(Data extract):
□ □ □

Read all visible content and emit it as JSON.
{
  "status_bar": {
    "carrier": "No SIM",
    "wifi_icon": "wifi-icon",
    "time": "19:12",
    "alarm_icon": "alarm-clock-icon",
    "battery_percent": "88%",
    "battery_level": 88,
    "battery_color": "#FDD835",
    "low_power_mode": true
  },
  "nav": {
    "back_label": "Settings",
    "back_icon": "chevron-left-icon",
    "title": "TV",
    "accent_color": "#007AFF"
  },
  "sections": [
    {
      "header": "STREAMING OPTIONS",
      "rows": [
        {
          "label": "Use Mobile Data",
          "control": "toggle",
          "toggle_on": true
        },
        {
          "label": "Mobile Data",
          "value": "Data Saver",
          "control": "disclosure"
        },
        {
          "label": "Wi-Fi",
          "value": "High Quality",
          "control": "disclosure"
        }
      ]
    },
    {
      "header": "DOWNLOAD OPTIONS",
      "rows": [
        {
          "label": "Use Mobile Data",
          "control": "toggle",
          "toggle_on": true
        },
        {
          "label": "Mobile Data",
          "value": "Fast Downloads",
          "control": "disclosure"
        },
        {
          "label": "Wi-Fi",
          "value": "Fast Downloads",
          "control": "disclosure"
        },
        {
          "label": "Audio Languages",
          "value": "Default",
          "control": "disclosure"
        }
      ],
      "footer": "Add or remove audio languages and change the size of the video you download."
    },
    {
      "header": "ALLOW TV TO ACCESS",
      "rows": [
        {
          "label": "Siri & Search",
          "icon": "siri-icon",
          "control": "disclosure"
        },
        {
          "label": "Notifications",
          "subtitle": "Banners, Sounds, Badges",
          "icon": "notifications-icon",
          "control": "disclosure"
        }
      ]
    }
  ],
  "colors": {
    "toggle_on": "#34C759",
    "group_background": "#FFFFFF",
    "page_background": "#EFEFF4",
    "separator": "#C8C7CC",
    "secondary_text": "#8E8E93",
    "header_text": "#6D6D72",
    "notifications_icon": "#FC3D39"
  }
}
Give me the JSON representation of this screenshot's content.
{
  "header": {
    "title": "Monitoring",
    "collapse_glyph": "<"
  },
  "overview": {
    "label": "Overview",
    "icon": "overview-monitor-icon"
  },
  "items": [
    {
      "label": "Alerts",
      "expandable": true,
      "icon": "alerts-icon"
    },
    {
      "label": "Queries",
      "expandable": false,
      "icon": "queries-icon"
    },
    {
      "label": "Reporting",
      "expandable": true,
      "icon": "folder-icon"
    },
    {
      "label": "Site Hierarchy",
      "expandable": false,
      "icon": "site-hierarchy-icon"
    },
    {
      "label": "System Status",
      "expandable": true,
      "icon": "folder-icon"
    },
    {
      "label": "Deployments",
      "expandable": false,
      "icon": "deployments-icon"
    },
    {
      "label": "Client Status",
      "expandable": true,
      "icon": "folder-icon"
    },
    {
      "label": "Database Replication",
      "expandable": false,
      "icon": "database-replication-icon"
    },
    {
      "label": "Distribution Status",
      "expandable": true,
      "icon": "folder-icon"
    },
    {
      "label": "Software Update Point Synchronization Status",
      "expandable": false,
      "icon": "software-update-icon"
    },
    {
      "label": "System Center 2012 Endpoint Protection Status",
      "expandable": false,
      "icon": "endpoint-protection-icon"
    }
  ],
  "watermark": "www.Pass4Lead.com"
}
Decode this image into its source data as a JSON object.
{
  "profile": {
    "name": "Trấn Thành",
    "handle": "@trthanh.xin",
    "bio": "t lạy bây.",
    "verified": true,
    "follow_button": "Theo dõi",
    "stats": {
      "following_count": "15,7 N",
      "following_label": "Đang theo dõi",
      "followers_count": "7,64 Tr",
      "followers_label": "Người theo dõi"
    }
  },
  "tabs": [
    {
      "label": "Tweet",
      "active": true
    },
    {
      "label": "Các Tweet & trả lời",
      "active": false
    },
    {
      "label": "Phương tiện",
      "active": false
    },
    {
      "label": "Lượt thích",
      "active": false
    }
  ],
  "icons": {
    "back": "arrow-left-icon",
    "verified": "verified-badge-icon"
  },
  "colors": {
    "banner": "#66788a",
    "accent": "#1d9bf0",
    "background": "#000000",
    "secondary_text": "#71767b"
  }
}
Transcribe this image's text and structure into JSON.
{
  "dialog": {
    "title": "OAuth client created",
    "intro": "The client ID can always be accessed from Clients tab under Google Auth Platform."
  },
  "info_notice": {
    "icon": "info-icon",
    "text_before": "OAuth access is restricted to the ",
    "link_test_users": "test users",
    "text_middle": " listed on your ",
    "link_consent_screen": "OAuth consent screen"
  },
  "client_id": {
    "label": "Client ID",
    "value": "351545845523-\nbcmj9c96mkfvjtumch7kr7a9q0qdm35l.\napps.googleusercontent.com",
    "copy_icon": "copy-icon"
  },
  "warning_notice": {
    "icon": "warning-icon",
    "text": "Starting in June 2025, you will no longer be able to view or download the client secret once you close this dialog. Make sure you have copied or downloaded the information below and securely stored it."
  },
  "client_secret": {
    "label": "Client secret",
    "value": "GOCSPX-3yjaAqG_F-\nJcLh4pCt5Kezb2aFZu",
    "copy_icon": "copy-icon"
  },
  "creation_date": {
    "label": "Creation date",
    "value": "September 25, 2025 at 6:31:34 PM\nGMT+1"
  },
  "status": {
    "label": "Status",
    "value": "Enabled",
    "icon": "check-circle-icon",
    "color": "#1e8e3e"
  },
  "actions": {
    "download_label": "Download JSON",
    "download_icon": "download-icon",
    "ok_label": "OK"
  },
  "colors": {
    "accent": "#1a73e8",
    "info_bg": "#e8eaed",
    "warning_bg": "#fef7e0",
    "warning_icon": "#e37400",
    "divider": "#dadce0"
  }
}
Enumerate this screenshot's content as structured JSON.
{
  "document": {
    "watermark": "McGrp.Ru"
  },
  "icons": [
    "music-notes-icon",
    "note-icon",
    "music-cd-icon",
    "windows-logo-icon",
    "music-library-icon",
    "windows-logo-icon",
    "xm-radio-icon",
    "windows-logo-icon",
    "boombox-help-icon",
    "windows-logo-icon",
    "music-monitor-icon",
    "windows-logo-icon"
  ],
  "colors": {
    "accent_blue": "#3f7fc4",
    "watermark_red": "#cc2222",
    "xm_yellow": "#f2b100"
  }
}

□ □ □

(Request): Copy the material above back out, exactly as written.

(Output for this task):
Read all visible content and emit it as JSON.
{
  "status_bar": {
    "carrier": "No SIM",
    "wifi_icon": "wifi-icon",
    "time": "19:12",
    "alarm_icon": "alarm-clock-icon",
    "battery_percent": "88%",
    "battery_level": 88,
    "battery_color": "#FDD835",
    "low_power_mode": true
  },
  "nav": {
    "back_label": "Settings",
    "back_icon": "chevron-left-icon",
    "title": "TV",
    "accent_color": "#007AFF"
  },
  "sections": [
    {
      "header": "STREAMING OPTIONS",
      "rows": [
        {
          "label": "Use Mobile Data",
          "control": "toggle",
          "toggle_on": true
        },
        {
          "label": "Mobile Data",
          "value": "Data Saver",
          "control": "disclosure"
        },
        {
          "label": "Wi-Fi",
          "value": "High Quality",
          "control": "disclosure"
        }
      ]
    },
    {
      "header": "DOWNLOAD OPTIONS",
      "rows": [
        {
          "label": "Use Mobile Data",
          "control": "toggle",
          "toggle_on": true
        },
        {
          "label": "Mobile Data",
          "value": "Fast Downloads",
          "control": "disclosure"
        },
        {
          "label": "Wi-Fi",
          "value": "Fast Downloads",
          "control": "disclosure"
        },
        {
          "label": "Audio Languages",
          "value": "Default",
          "control": "disclosure"
        }
      ],
      "footer": "Add or remove audio languages and change the size of the video you download."
    },
    {
      "header": "ALLOW TV TO ACCESS",
      "rows": [
        {
          "label": "Siri & Search",
          "icon": "siri-icon",
          "control": "disclosure"
        },
        {
          "label": "Notifications",
          "subtitle": "Banners, Sounds, Badges",
          "icon": "notifications-icon",
          "control": "disclosure"
        }
      ]
    }
  ],
  "colors": {
    "toggle_on": "#34C759",
    "group_background": "#FFFFFF",
    "page_background": "#EFEFF4",
    "separator": "#C8C7CC",
    "secondary_text": "#8E8E93",
    "header_text": "#6D6D72",
    "notifications_icon": "#FC3D39"
  }
}
Give me the JSON representation of this screenshot's content.
{
  "header": {
    "title": "Monitoring",
    "collapse_glyph": "<"
  },
  "overview": {
    "label": "Overview",
    "icon": "overview-monitor-icon"
  },
  "items": [
    {
      "label": "Alerts",
      "expandable": true,
      "icon": "alerts-icon"
    },
    {
      "label": "Queries",
      "expandable": false,
      "icon": "queries-icon"
    },
    {
      "label": "Reporting",
      "expandable": true,
      "icon": "folder-icon"
    },
    {
      "label": "Site Hierarchy",
      "expandable": false,
      "icon": "site-hierarchy-icon"
    },
    {
      "label": "System Status",
      "expandable": true,
      "icon": "folder-icon"
    },
    {
      "label": "Deployments",
      "expandable": false,
      "icon": "deployments-icon"
    },
    {
      "label": "Client Status",
      "expandable": true,
      "icon": "folder-icon"
    },
    {
      "label": "Database Replication",
      "expandable": false,
      "icon": "database-replication-icon"
    },
    {
      "label": "Distribution Status",
      "expandable": true,
      "icon": "folder-icon"
    },
    {
      "label": "Software Update Point Synchronization Status",
      "expandable": false,
      "icon": "software-update-icon"
    },
    {
      "label": "System Center 2012 Endpoint Protection Status",
      "expandable": false,
      "icon": "endpoint-protection-icon"
    }
  ],
  "watermark": "www.Pass4Lead.com"
}
Decode this image into its source data as a JSON object.
{
  "profile": {
    "name": "Trấn Thành",
    "handle": "@trthanh.xin",
    "bio": "t lạy bây.",
    "verified": true,
    "follow_button": "Theo dõi",
    "stats": {
      "following_count": "15,7 N",
      "following_label": "Đang theo dõi",
      "followers_count": "7,64 Tr",
      "followers_label": "Người theo dõi"
    }
  },
  "tabs": [
    {
      "label": "Tweet",
      "active": true
    },
    {
      "label": "Các Tweet & trả lời",
      "active": false
    },
    {
      "label": "Phương tiện",
      "active": false
    },
    {
      "label": "Lượt thích",
      "active": false
    }
  ],
  "icons": {
    "back": "arrow-left-icon",
    "verified": "verified-badge-icon"
  },
  "colors": {
    "banner": "#66788a",
    "accent": "#1d9bf0",
    "background": "#000000",
    "secondary_text": "#71767b"
  }
}
Transcribe this image's text and structure into JSON.
{
  "dialog": {
    "title": "OAuth client created",
    "intro": "The client ID can always be accessed from Clients tab under Google Auth Platform."
  },
  "info_notice": {
    "icon": "info-icon",
    "text_before": "OAuth access is restricted to the ",
    "link_test_users": "test users",
    "text_middle": " listed on your ",
    "link_consent_screen": "OAuth consent screen"
  },
  "client_id": {
    "label": "Client ID",
    "value": "351545845523-\nbcmj9c96mkfvjtumch7kr7a9q0qdm35l.\napps.googleusercontent.com",
    "copy_icon": "copy-icon"
  },
  "warning_notice": {
    "icon": "warning-icon",
    "text": "Starting in June 2025, you will no longer be able to view or download the client secret once you close this dialog. Make sure you have copied or downloaded the information below and securely stored it."
  },
  "client_secret": {
    "label": "Client secret",
    "value": "GOCSPX-3yjaAqG_F-\nJcLh4pCt5Kezb2aFZu",
    "copy_icon": "copy-icon"
  },
  "creation_date": {
    "label": "Creation date",
    "value": "September 25, 2025 at 6:31:34 PM\nGMT+1"
  },
  "status": {
    "label": "Status",
    "value": "Enabled",
    "icon": "check-circle-icon",
    "color": "#1e8e3e"
  },
  "actions": {
    "download_label": "Download JSON",
    "download_icon": "download-icon",
    "ok_label": "OK"
  },
  "colors": {
    "accent": "#1a73e8",
    "info_bg": "#e8eaed",
    "warning_bg": "#fef7e0",
    "warning_icon": "#e37400",
    "divider": "#dadce0"
  }
}
Enumerate this screenshot's content as structured JSON.
{
  "document": {
    "watermark": "McGrp.Ru"
  },
  "icons": [
    "music-notes-icon",
    "note-icon",
    "music-cd-icon",
    "windows-logo-icon",
    "music-library-icon",
    "windows-logo-icon",
    "xm-radio-icon",
    "windows-logo-icon",
    "boombox-help-icon",
    "windows-logo-icon",
    "music-monitor-icon",
    "windows-logo-icon"
  ],
  "colors": {
    "accent_blue": "#3f7fc4",
    "watermark_red": "#cc2222",
    "xm_yellow": "#f2b100"
  }
}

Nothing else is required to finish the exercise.